━━━ DATA EXTRACT ━━━
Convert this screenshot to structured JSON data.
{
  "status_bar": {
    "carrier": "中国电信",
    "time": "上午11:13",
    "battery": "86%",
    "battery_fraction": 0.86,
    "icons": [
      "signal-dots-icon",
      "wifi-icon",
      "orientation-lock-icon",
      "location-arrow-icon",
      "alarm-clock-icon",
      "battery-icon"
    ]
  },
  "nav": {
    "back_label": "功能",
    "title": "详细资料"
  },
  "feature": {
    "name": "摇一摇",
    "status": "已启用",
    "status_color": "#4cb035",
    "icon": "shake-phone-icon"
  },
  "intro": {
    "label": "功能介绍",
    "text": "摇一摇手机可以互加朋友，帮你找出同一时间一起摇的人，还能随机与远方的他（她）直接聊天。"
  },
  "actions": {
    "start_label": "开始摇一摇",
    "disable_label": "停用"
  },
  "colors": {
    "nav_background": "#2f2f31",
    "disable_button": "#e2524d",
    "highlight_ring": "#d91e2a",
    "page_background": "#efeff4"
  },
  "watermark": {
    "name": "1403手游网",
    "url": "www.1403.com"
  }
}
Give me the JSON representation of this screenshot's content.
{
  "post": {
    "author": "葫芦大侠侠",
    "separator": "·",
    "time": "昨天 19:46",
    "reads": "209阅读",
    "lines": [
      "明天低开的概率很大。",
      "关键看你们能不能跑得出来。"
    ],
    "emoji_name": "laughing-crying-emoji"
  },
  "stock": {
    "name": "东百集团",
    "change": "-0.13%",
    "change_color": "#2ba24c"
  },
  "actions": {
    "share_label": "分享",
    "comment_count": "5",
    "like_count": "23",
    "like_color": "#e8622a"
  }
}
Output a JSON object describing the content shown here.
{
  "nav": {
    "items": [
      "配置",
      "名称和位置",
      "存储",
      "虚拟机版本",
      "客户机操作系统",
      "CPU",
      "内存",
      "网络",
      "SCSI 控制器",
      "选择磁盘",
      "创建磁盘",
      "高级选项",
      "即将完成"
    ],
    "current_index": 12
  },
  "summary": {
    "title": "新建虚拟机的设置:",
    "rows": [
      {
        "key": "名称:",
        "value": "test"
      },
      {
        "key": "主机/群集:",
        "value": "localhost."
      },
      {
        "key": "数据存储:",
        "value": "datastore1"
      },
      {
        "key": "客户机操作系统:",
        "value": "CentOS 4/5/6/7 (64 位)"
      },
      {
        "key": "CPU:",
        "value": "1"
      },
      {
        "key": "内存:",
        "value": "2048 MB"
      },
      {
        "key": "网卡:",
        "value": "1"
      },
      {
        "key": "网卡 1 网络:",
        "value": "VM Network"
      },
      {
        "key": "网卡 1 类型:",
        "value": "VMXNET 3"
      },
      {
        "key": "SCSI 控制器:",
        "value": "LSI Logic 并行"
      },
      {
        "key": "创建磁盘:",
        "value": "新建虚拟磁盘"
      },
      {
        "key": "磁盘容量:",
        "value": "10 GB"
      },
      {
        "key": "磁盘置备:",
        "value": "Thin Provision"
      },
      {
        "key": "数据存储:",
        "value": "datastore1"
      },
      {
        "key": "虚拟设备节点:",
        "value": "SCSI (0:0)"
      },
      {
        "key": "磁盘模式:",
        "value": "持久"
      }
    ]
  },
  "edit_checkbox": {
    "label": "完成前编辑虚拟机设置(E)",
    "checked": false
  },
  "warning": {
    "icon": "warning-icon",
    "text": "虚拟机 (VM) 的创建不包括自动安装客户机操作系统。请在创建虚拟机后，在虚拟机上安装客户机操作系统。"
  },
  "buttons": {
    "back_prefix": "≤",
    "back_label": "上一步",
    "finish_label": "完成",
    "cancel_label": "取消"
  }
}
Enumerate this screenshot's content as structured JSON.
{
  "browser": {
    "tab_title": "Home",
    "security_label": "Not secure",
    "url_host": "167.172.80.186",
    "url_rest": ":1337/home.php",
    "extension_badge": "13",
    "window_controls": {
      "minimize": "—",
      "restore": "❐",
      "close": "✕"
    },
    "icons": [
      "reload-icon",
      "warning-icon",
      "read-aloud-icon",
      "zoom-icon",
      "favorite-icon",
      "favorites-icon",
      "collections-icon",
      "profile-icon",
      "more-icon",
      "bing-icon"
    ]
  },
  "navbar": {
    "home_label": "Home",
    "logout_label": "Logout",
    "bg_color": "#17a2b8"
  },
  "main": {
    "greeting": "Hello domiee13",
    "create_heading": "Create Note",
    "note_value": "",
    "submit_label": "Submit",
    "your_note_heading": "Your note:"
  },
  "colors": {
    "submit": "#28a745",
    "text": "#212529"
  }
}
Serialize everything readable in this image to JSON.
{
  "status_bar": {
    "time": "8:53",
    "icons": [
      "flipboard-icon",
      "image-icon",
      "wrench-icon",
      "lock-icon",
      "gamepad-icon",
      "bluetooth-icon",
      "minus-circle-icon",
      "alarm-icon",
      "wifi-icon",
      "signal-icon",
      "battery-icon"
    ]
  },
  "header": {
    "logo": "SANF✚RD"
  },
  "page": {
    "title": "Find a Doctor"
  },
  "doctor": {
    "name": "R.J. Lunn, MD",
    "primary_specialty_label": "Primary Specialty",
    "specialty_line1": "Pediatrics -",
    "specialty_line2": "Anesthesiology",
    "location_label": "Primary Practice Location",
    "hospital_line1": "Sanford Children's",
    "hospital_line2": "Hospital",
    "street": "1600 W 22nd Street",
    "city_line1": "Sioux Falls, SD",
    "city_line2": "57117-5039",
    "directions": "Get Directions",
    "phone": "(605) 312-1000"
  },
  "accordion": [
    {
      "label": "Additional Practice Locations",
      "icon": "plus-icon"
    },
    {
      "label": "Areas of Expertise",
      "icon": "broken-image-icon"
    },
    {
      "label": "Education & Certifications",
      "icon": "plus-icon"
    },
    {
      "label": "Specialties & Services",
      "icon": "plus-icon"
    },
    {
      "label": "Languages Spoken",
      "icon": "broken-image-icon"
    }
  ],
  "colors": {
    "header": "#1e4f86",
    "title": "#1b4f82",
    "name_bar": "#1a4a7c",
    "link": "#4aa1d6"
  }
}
━━━
- TASK DESCRIPTION:
Write every line of the material above again, exactly.

- EXERCISE RESULT:
Convert this screenshot to structured JSON data.
{
  "status_bar": {
    "carrier": "中国电信",
    "time": "上午11:13",
    "battery": "86%",
    "battery_fraction": 0.86,
    "icons": [
      "signal-dots-icon",
      "wifi-icon",
      "orientation-lock-icon",
      "location-arrow-icon",
      "alarm-clock-icon",
      "battery-icon"
    ]
  },
  "nav": {
    "back_label": "功能",
    "title": "详细资料"
  },
  "feature": {
    "name": "摇一摇",
    "status": "已启用",
    "status_color": "#4cb035",
    "icon": "shake-phone-icon"
  },
  "intro": {
    "label": "功能介绍",
    "text": "摇一摇手机可以互加朋友，帮你找出同一时间一起摇的人，还能随机与远方的他（她）直接聊天。"
  },
  "actions": {
    "start_label": "开始摇一摇",
    "disable_label": "停用"
  },
  "colors": {
    "nav_background": "#2f2f31",
    "disable_button": "#e2524d",
    "highlight_ring": "#d91e2a",
    "page_background": "#efeff4"
  },
  "watermark": {
    "name": "1403手游网",
    "url": "www.1403.com"
  }
}
Give me the JSON representation of this screenshot's content.
{
  "post": {
    "author": "葫芦大侠侠",
    "separator": "·",
    "time": "昨天 19:46",
    "reads": "209阅读",
    "lines": [
      "明天低开的概率很大。",
      "关键看你们能不能跑得出来。"
    ],
    "emoji_name": "laughing-crying-emoji"
  },
  "stock": {
    "name": "东百集团",
    "change": "-0.13%",
    "change_color": "#2ba24c"
  },
  "actions": {
    "share_label": "分享",
    "comment_count": "5",
    "like_count": "23",
    "like_color": "#e8622a"
  }
}
Output a JSON object describing the content shown here.
{
  "nav": {
    "items": [
      "配置",
      "名称和位置",
      "存储",
      "虚拟机版本",
      "客户机操作系统",
      "CPU",
      "内存",
      "网络",
      "SCSI 控制器",
      "选择磁盘",
      "创建磁盘",
      "高级选项",
      "即将完成"
    ],
    "current_index": 12
  },
  "summary": {
    "title": "新建虚拟机的设置:",
    "rows": [
      {
        "key": "名称:",
        "value": "test"
      },
      {
        "key": "主机/群集:",
        "value": "localhost."
      },
      {
        "key": "数据存储:",
        "value": "datastore1"
      },
      {
        "key": "客户机操作系统:",
        "value": "CentOS 4/5/6/7 (64 位)"
      },
      {
        "key": "CPU:",
        "value": "1"
      },
      {
        "key": "内存:",
        "value": "2048 MB"
      },
      {
        "key": "网卡:",
        "value": "1"
      },
      {
        "key": "网卡 1 网络:",
        "value": "VM Network"
      },
      {
        "key": "网卡 1 类型:",
        "value": "VMXNET 3"
      },
      {
        "key": "SCSI 控制器:",
        "value": "LSI Logic 并行"
      },
      {
        "key": "创建磁盘:",
        "value": "新建虚拟磁盘"
      },
      {
        "key": "磁盘容量:",
        "value": "10 GB"
      },
      {
        "key": "磁盘置备:",
        "value": "Thin Provision"
      },
      {
        "key": "数据存储:",
        "value": "datastore1"
      },
      {
        "key": "虚拟设备节点:",
        "value": "SCSI (0:0)"
      },
      {
        "key": "磁盘模式:",
        "value": "持久"
      }
    ]
  },
  "edit_checkbox": {
    "label": "完成前编辑虚拟机设置(E)",
    "checked": false
  },
  "warning": {
    "icon": "warning-icon",
    "text": "虚拟机 (VM) 的创建不包括自动安装客户机操作系统。请在创建虚拟机后，在虚拟机上安装客户机操作系统。"
  },
  "buttons": {
    "back_prefix": "≤",
    "back_label": "上一步",
    "finish_label": "完成",
    "cancel_label": "取消"
  }
}
Enumerate this screenshot's content as structured JSON.
{
  "browser": {
    "tab_title": "Home",
    "security_label": "Not secure",
    "url_host": "167.172.80.186",
    "url_rest": ":1337/home.php",
    "extension_badge": "13",
    "window_controls": {
      "minimize": "—",
      "restore": "❐",
      "close": "✕"
    },
    "icons": [
      "reload-icon",
      "warning-icon",
      "read-aloud-icon",
      "zoom-icon",
      "favorite-icon",
      "favorites-icon",
      "collections-icon",
      "profile-icon",
      "more-icon",
      "bing-icon"
    ]
  },
  "navbar": {
    "home_label": "Home",
    "logout_label": "Logout",
    "bg_color": "#17a2b8"
  },
  "main": {
    "greeting": "Hello domiee13",
    "create_heading": "Create Note",
    "note_value": "",
    "submit_label": "Submit",
    "your_note_heading": "Your note:"
  },
  "colors": {
    "submit": "#28a745",
    "text": "#212529"
  }
}
Serialize everything readable in this image to JSON.
{
  "status_bar": {
    "time": "8:53",
    "icons": [
      "flipboard-icon",
      "image-icon",
      "wrench-icon",
      "lock-icon",
      "gamepad-icon",
      "bluetooth-icon",
      "minus-circle-icon",
      "alarm-icon",
      "wifi-icon",
      "signal-icon",
      "battery-icon"
    ]
  },
  "header": {
    "logo": "SANF✚RD"
  },
  "page": {
    "title": "Find a Doctor"
  },
  "doctor": {
    "name": "R.J. Lunn, MD",
    "primary_specialty_label": "Primary Specialty",
    "specialty_line1": "Pediatrics -",
    "specialty_line2": "Anesthesiology",
    "location_label": "Primary Practice Location",
    "hospital_line1": "Sanford Children's",
    "hospital_line2": "Hospital",
    "street": "1600 W 22nd Street",
    "city_line1": "Sioux Falls, SD",
    "city_line2": "57117-5039",
    "directions": "Get Directions",
    "phone": "(605) 312-1000"
  },
  "accordion": [
    {
      "label": "Additional Practice Locations",
      "icon": "plus-icon"
    },
    {
      "label": "Areas of Expertise",
      "icon": "broken-image-icon"
    },
    {
      "label": "Education & Certifications",
      "icon": "plus-icon"
    },
    {
      "label": "Specialties & Services",
      "icon": "plus-icon"
    },
    {
      "label": "Languages Spoken",
      "icon": "broken-image-icon"
    }
  ],
  "colors": {
    "header": "#1e4f86",
    "title": "#1b4f82",
    "name_bar": "#1a4a7c",
    "link": "#4aa1d6"
  }
}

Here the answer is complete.